▶ [Task prompt]: Repeat the whole listing exactly.

[Raw records]

:::

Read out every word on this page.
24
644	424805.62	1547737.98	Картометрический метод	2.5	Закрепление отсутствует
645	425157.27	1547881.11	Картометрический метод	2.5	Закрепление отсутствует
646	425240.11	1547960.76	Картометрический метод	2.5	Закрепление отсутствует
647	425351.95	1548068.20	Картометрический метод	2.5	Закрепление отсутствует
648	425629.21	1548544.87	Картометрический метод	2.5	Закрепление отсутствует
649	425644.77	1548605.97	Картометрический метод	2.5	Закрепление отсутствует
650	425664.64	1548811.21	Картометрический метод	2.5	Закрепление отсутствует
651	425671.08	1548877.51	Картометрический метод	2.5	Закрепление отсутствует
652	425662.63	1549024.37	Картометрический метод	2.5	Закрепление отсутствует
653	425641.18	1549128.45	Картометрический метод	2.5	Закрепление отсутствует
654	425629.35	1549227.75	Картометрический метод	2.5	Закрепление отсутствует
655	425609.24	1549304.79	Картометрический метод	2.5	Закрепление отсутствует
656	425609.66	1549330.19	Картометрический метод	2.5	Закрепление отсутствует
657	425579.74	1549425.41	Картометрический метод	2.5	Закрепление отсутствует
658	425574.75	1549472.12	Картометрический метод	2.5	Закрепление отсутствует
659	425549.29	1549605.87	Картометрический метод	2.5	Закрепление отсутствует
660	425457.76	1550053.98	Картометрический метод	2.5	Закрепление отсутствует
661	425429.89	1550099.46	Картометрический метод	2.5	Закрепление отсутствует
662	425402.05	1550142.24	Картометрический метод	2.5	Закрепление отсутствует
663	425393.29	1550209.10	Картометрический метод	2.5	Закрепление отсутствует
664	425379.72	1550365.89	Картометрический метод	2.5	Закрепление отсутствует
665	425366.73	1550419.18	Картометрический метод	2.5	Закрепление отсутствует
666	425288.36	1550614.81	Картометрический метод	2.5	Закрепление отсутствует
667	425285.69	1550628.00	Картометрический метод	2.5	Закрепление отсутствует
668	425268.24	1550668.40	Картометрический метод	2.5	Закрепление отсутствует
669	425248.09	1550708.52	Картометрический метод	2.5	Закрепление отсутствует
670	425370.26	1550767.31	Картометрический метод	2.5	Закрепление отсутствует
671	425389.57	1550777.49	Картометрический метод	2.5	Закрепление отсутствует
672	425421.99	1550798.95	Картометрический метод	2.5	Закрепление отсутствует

:::

▶ [Final answer]:
Read out every word on this page.
24
644	424805.62	1547737.98	Картометрический метод	2.5	Закрепление отсутствует
645	425157.27	1547881.11	Картометрический метод	2.5	Закрепление отсутствует
646	425240.11	1547960.76	Картометрический метод	2.5	Закрепление отсутствует
647	425351.95	1548068.20	Картометрический метод	2.5	Закрепление отсутствует
648	425629.21	1548544.87	Картометрический метод	2.5	Закрепление отсутствует
649	425644.77	1548605.97	Картометрический метод	2.5	Закрепление отсутствует
650	425664.64	1548811.21	Картометрический метод	2.5	Закрепление отсутствует
651	425671.08	1548877.51	Картометрический метод	2.5	Закрепление отсутствует
652	425662.63	1549024.37	Картометрический метод	2.5	Закрепление отсутствует
653	425641.18	1549128.45	Картометрический метод	2.5	Закрепление отсутствует
654	425629.35	1549227.75	Картометрический метод	2.5	Закрепление отсутствует
655	425609.24	1549304.79	Картометрический метод	2.5	Закрепление отсутствует
656	425609.66	1549330.19	Картометрический метод	2.5	Закрепление отсутствует
657	425579.74	1549425.41	Картометрический метод	2.5	Закрепление отсутствует
658	425574.75	1549472.12	Картометрический метод	2.5	Закрепление отсутствует
659	425549.29	1549605.87	Картометрический метод	2.5	Закрепление отсутствует
660	425457.76	1550053.98	Картометрический метод	2.5	Закрепление отсутствует
661	425429.89	1550099.46	Картометрический метод	2.5	Закрепление отсутствует
662	425402.05	1550142.24	Картометрический метод	2.5	Закрепление отсутствует
663	425393.29	1550209.10	Картометрический метод	2.5	Закрепление отсутствует
664	425379.72	1550365.89	Картометрический метод	2.5	Закрепление отсутствует
665	425366.73	1550419.18	Картометрический метод	2.5	Закрепление отсутствует
666	425288.36	1550614.81	Картометрический метод	2.5	Закрепление отсутствует
667	425285.69	1550628.00	Картометрический метод	2.5	Закрепление отсутствует
668	425268.24	1550668.40	Картометрический метод	2.5	Закрепление отсутствует
669	425248.09	1550708.52	Картометрический метод	2.5	Закрепление отсутствует
670	425370.26	1550767.31	Картометрический метод	2.5	Закрепление отсутствует
671	425389.57	1550777.49	Картометрический метод	2.5	Закрепление отсутствует
672	425421.99	1550798.95	Картометрический метод	2.5	Закрепление отсутствует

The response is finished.